> WHAT THIS TASK INVOLVES
All of the material should be reproduced exactly, with pictures left out.

Recorded data
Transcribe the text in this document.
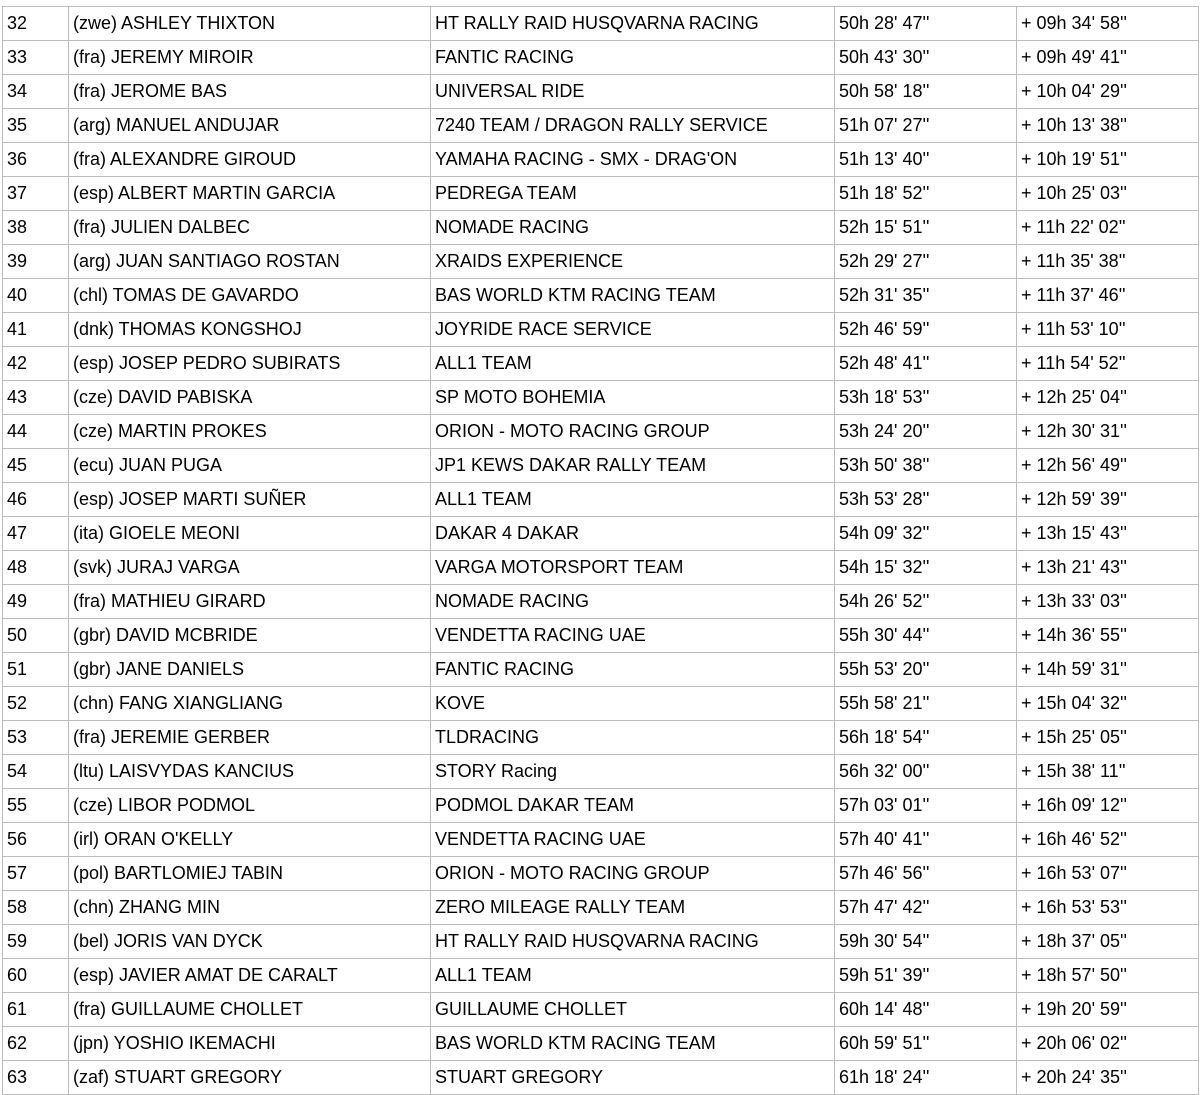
32	(zwe) ASHLEY THIXTON	HT RALLY RAID HUSQVARNA RACING	50h 28' 47''	+ 09h 34' 58''
33	(fra) JEREMY MIROIR	FANTIC RACING	50h 43' 30''	+ 09h 49' 41''
34	(fra) JEROME BAS	UNIVERSAL RIDE	50h 58' 18''	+ 10h 04' 29''
35	(arg) MANUEL ANDUJAR	7240 TEAM / DRAGON RALLY SERVICE	51h 07' 27''	+ 10h 13' 38''
36	(fra) ALEXANDRE GIROUD	YAMAHA RACING - SMX - DRAG'ON	51h 13' 40''	+ 10h 19' 51''
37	(esp) ALBERT MARTIN GARCIA	PEDREGA TEAM	51h 18' 52''	+ 10h 25' 03''
38	(fra) JULIEN DALBEC	NOMADE RACING	52h 15' 51''	+ 11h 22' 02''
39	(arg) JUAN SANTIAGO ROSTAN	XRAIDS EXPERIENCE	52h 29' 27''	+ 11h 35' 38''
40	(chl) TOMAS DE GAVARDO	BAS WORLD KTM RACING TEAM	52h 31' 35''	+ 11h 37' 46''
41	(dnk) THOMAS KONGSHOJ	JOYRIDE RACE SERVICE	52h 46' 59''	+ 11h 53' 10''
42	(esp) JOSEP PEDRO SUBIRATS	ALL1 TEAM	52h 48' 41''	+ 11h 54' 52''
43	(cze) DAVID PABISKA	SP MOTO BOHEMIA	53h 18' 53''	+ 12h 25' 04''
44	(cze) MARTIN PROKES	ORION - MOTO RACING GROUP	53h 24' 20''	+ 12h 30' 31''
45	(ecu) JUAN PUGA	JP1 KEWS DAKAR RALLY TEAM	53h 50' 38''	+ 12h 56' 49''
46	(esp) JOSEP MARTI SUÑER	ALL1 TEAM	53h 53' 28''	+ 12h 59' 39''
47	(ita) GIOELE MEONI	DAKAR 4 DAKAR	54h 09' 32''	+ 13h 15' 43''
48	(svk) JURAJ VARGA	VARGA MOTORSPORT TEAM	54h 15' 32''	+ 13h 21' 43''
49	(fra) MATHIEU GIRARD	NOMADE RACING	54h 26' 52''	+ 13h 33' 03''
50	(gbr) DAVID MCBRIDE	VENDETTA RACING UAE	55h 30' 44''	+ 14h 36' 55''
51	(gbr) JANE DANIELS	FANTIC RACING	55h 53' 20''	+ 14h 59' 31''
52	(chn) FANG XIANGLIANG	KOVE	55h 58' 21''	+ 15h 04' 32''
53	(fra) JEREMIE GERBER	TLDRACING	56h 18' 54''	+ 15h 25' 05''
54	(ltu) LAISVYDAS KANCIUS	STORY Racing	56h 32' 00''	+ 15h 38' 11''
55	(cze) LIBOR PODMOL	PODMOL DAKAR TEAM	57h 03' 01''	+ 16h 09' 12''
56	(irl) ORAN O'KELLY	VENDETTA RACING UAE	57h 40' 41''	+ 16h 46' 52''
57	(pol) BARTLOMIEJ TABIN	ORION - MOTO RACING GROUP	57h 46' 56''	+ 16h 53' 07''
58	(chn) ZHANG MIN	ZERO MILEAGE RALLY TEAM	57h 47' 42''	+ 16h 53' 53''
59	(bel) JORIS VAN DYCK	HT RALLY RAID HUSQVARNA RACING	59h 30' 54''	+ 18h 37' 05''
60	(esp) JAVIER AMAT DE CARALT	ALL1 TEAM	59h 51' 39''	+ 18h 57' 50''
61	(fra) GUILLAUME CHOLLET	GUILLAUME CHOLLET	60h 14' 48''	+ 19h 20' 59''
62	(jpn) YOSHIO IKEMACHI	BAS WORLD KTM RACING TEAM	60h 59' 51''	+ 20h 06' 02''
63	(zaf) STUART GREGORY	STUART GREGORY	61h 18' 24''	+ 20h 24' 35''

> FINAL RESULT
Transcribe the text in this document.
32	(zwe) ASHLEY THIXTON	HT RALLY RAID HUSQVARNA RACING	50h 28' 47''	+ 09h 34' 58''
33	(fra) JEREMY MIROIR	FANTIC RACING	50h 43' 30''	+ 09h 49' 41''
34	(fra) JEROME BAS	UNIVERSAL RIDE	50h 58' 18''	+ 10h 04' 29''
35	(arg) MANUEL ANDUJAR	7240 TEAM / DRAGON RALLY SERVICE	51h 07' 27''	+ 10h 13' 38''
36	(fra) ALEXANDRE GIROUD	YAMAHA RACING - SMX - DRAG'ON	51h 13' 40''	+ 10h 19' 51''
37	(esp) ALBERT MARTIN GARCIA	PEDREGA TEAM	51h 18' 52''	+ 10h 25' 03''
38	(fra) JULIEN DALBEC	NOMADE RACING	52h 15' 51''	+ 11h 22' 02''
39	(arg) JUAN SANTIAGO ROSTAN	XRAIDS EXPERIENCE	52h 29' 27''	+ 11h 35' 38''
40	(chl) TOMAS DE GAVARDO	BAS WORLD KTM RACING TEAM	52h 31' 35''	+ 11h 37' 46''
41	(dnk) THOMAS KONGSHOJ	JOYRIDE RACE SERVICE	52h 46' 59''	+ 11h 53' 10''
42	(esp) JOSEP PEDRO SUBIRATS	ALL1 TEAM	52h 48' 41''	+ 11h 54' 52''
43	(cze) DAVID PABISKA	SP MOTO BOHEMIA	53h 18' 53''	+ 12h 25' 04''
44	(cze) MARTIN PROKES	ORION - MOTO RACING GROUP	53h 24' 20''	+ 12h 30' 31''
45	(ecu) JUAN PUGA	JP1 KEWS DAKAR RALLY TEAM	53h 50' 38''	+ 12h 56' 49''
46	(esp) JOSEP MARTI SUÑER	ALL1 TEAM	53h 53' 28''	+ 12h 59' 39''
47	(ita) GIOELE MEONI	DAKAR 4 DAKAR	54h 09' 32''	+ 13h 15' 43''
48	(svk) JURAJ VARGA	VARGA MOTORSPORT TEAM	54h 15' 32''	+ 13h 21' 43''
49	(fra) MATHIEU GIRARD	NOMADE RACING	54h 26' 52''	+ 13h 33' 03''
50	(gbr) DAVID MCBRIDE	VENDETTA RACING UAE	55h 30' 44''	+ 14h 36' 55''
51	(gbr) JANE DANIELS	FANTIC RACING	55h 53' 20''	+ 14h 59' 31''
52	(chn) FANG XIANGLIANG	KOVE	55h 58' 21''	+ 15h 04' 32''
53	(fra) JEREMIE GERBER	TLDRACING	56h 18' 54''	+ 15h 25' 05''
54	(ltu) LAISVYDAS KANCIUS	STORY Racing	56h 32' 00''	+ 15h 38' 11''
55	(cze) LIBOR PODMOL	PODMOL DAKAR TEAM	57h 03' 01''	+ 16h 09' 12''
56	(irl) ORAN O'KELLY	VENDETTA RACING UAE	57h 40' 41''	+ 16h 46' 52''
57	(pol) BARTLOMIEJ TABIN	ORION - MOTO RACING GROUP	57h 46' 56''	+ 16h 53' 07''
58	(chn) ZHANG MIN	ZERO MILEAGE RALLY TEAM	57h 47' 42''	+ 16h 53' 53''
59	(bel) JORIS VAN DYCK	HT RALLY RAID HUSQVARNA RACING	59h 30' 54''	+ 18h 37' 05''
60	(esp) JAVIER AMAT DE CARALT	ALL1 TEAM	59h 51' 39''	+ 18h 57' 50''
61	(fra) GUILLAUME CHOLLET	GUILLAUME CHOLLET	60h 14' 48''	+ 19h 20' 59''
62	(jpn) YOSHIO IKEMACHI	BAS WORLD KTM RACING TEAM	60h 59' 51''	+ 20h 06' 02''
63	(zaf) STUART GREGORY	STUART GREGORY	61h 18' 24''	+ 20h 24' 35''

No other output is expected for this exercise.